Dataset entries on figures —
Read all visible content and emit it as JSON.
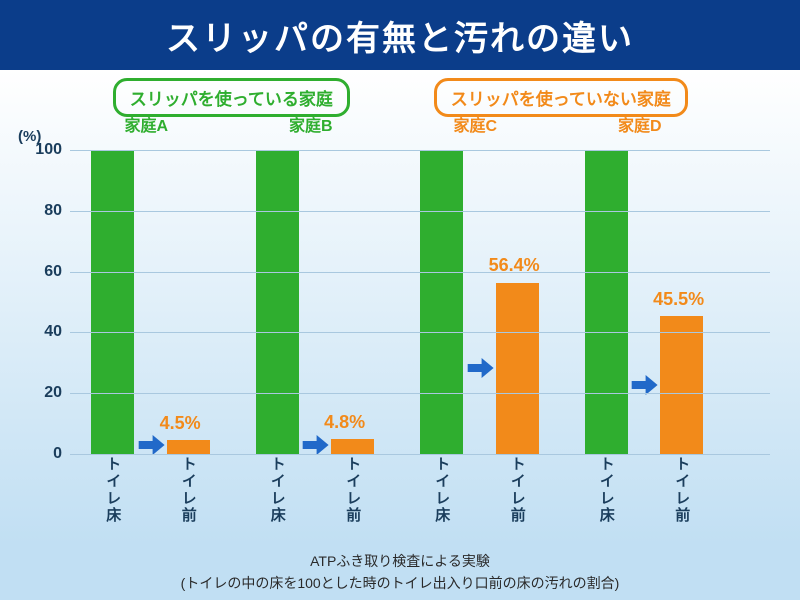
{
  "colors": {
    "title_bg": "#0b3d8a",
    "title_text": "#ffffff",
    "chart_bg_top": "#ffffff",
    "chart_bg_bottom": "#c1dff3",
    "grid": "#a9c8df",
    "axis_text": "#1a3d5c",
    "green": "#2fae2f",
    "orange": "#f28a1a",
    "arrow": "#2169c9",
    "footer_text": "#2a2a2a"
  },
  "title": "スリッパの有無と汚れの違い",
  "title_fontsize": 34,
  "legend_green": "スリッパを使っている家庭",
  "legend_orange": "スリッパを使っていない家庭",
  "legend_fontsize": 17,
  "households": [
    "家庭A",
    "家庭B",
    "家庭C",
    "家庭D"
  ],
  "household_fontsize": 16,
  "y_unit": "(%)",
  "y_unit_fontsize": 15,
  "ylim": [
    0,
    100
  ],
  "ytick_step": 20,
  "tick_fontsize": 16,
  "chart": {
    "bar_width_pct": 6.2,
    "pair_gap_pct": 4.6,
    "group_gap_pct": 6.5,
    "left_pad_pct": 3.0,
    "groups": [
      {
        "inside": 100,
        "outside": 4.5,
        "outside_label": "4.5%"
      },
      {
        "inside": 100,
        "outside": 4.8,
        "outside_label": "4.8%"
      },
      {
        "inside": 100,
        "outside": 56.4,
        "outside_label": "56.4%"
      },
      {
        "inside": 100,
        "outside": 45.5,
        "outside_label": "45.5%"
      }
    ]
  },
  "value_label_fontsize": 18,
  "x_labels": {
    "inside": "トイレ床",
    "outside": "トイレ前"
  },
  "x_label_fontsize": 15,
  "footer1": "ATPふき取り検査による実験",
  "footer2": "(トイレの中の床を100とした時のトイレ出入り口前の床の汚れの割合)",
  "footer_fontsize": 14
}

Problem statement — Omit any images, then output the listing exactly.

Solved exercise —
Read all visible content and emit it as JSON.
{
  "colors": {
    "title_bg": "#0b3d8a",
    "title_text": "#ffffff",
    "chart_bg_top": "#ffffff",
    "chart_bg_bottom": "#c1dff3",
    "grid": "#a9c8df",
    "axis_text": "#1a3d5c",
    "green": "#2fae2f",
    "orange": "#f28a1a",
    "arrow": "#2169c9",
    "footer_text": "#2a2a2a"
  },
  "title": "スリッパの有無と汚れの違い",
  "title_fontsize": 34,
  "legend_green": "スリッパを使っている家庭",
  "legend_orange": "スリッパを使っていない家庭",
  "legend_fontsize": 17,
  "households": [
    "家庭A",
    "家庭B",
    "家庭C",
    "家庭D"
  ],
  "household_fontsize": 16,
  "y_unit": "(%)",
  "y_unit_fontsize": 15,
  "ylim": [
    0,
    100
  ],
  "ytick_step": 20,
  "tick_fontsize": 16,
  "chart": {
    "bar_width_pct": 6.2,
    "pair_gap_pct": 4.6,
    "group_gap_pct": 6.5,
    "left_pad_pct": 3.0,
    "groups": [
      {
        "inside": 100,
        "outside": 4.5,
        "outside_label": "4.5%"
      },
      {
        "inside": 100,
        "outside": 4.8,
        "outside_label": "4.8%"
      },
      {
        "inside": 100,
        "outside": 56.4,
        "outside_label": "56.4%"
      },
      {
        "inside": 100,
        "outside": 45.5,
        "outside_label": "45.5%"
      }
    ]
  },
  "value_label_fontsize": 18,
  "x_labels": {
    "inside": "トイレ床",
    "outside": "トイレ前"
  },
  "x_label_fontsize": 15,
  "footer1": "ATPふき取り検査による実験",
  "footer2": "(トイレの中の床を100とした時のトイレ出入り口前の床の汚れの割合)",
  "footer_fontsize": 14
}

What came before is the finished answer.